*Task inputs*.
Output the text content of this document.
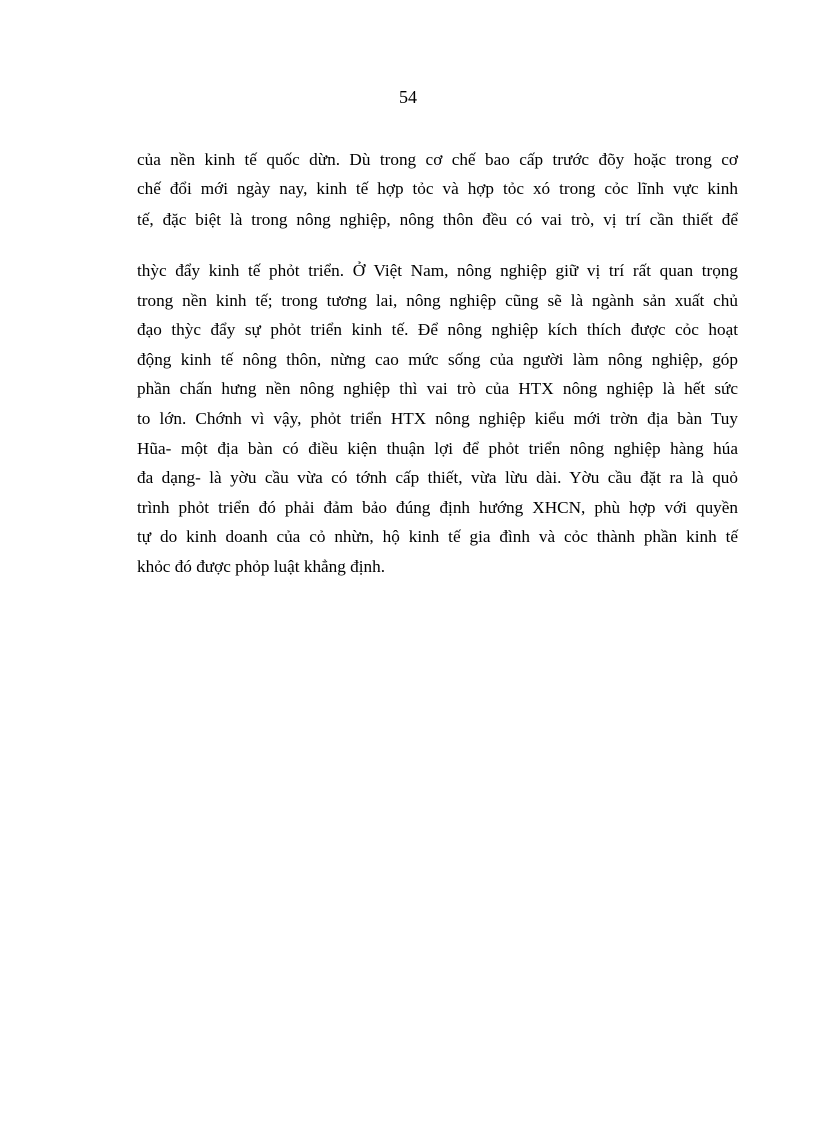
54
của nền kinh tế quốc dừn. Dù trong cơ chế bao cấp trước đõy hoặc trong cơ
chế đổi mới ngày nay, kinh tế hợp tỏc và hợp tỏc xó trong cỏc lĩnh vực kinh
tế, đặc biệt là trong nông nghiệp, nông thôn đều có vai trò, vị trí cần thiết để
thỳc đẩy kinh tế phỏt triển. Ở Việt Nam, nông nghiệp giữ vị trí rất quan trọng
trong nền kinh tế; trong tương lai, nông nghiệp cũng sẽ là ngành sản xuất chủ
đạo thỳc đẩy sự phỏt triển kinh tế. Để nông nghiệp kích thích được cỏc hoạt
động kinh tế nông thôn, nừng cao mức sống của người làm nông nghiệp, góp
phần chấn hưng nền nông nghiệp thì vai trò của HTX nông nghiệp là hết sức
to lớn. Chớnh vì vậy, phỏt triển HTX nông nghiệp kiểu mới trờn địa bàn Tuy
Hũa- một địa bàn có điều kiện thuận lợi để phỏt triển nông nghiệp hàng húa
đa dạng- là yờu cầu vừa có tớnh cấp thiết, vừa lừu dài. Yờu cầu đặt ra là quỏ
trình phỏt triển đó phải đảm bảo đúng định hướng XHCN, phù hợp với quyền
tự do kinh doanh của cỏ nhừn, hộ kinh tế gia đình và cỏc thành phần kinh tế
khỏc đó được phỏp luật khẳng định.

*Written exercise*.
Quote the records in full and exactly; skip any image.

*Answer to the problem*.
Output the text content of this document.
54
của nền kinh tế quốc dừn. Dù trong cơ chế bao cấp trước đõy hoặc trong cơ
chế đổi mới ngày nay, kinh tế hợp tỏc và hợp tỏc xó trong cỏc lĩnh vực kinh
tế, đặc biệt là trong nông nghiệp, nông thôn đều có vai trò, vị trí cần thiết để
thỳc đẩy kinh tế phỏt triển. Ở Việt Nam, nông nghiệp giữ vị trí rất quan trọng
trong nền kinh tế; trong tương lai, nông nghiệp cũng sẽ là ngành sản xuất chủ
đạo thỳc đẩy sự phỏt triển kinh tế. Để nông nghiệp kích thích được cỏc hoạt
động kinh tế nông thôn, nừng cao mức sống của người làm nông nghiệp, góp
phần chấn hưng nền nông nghiệp thì vai trò của HTX nông nghiệp là hết sức
to lớn. Chớnh vì vậy, phỏt triển HTX nông nghiệp kiểu mới trờn địa bàn Tuy
Hũa- một địa bàn có điều kiện thuận lợi để phỏt triển nông nghiệp hàng húa
đa dạng- là yờu cầu vừa có tớnh cấp thiết, vừa lừu dài. Yờu cầu đặt ra là quỏ
trình phỏt triển đó phải đảm bảo đúng định hướng XHCN, phù hợp với quyền
tự do kinh doanh của cỏ nhừn, hộ kinh tế gia đình và cỏc thành phần kinh tế
khỏc đó được phỏp luật khẳng định.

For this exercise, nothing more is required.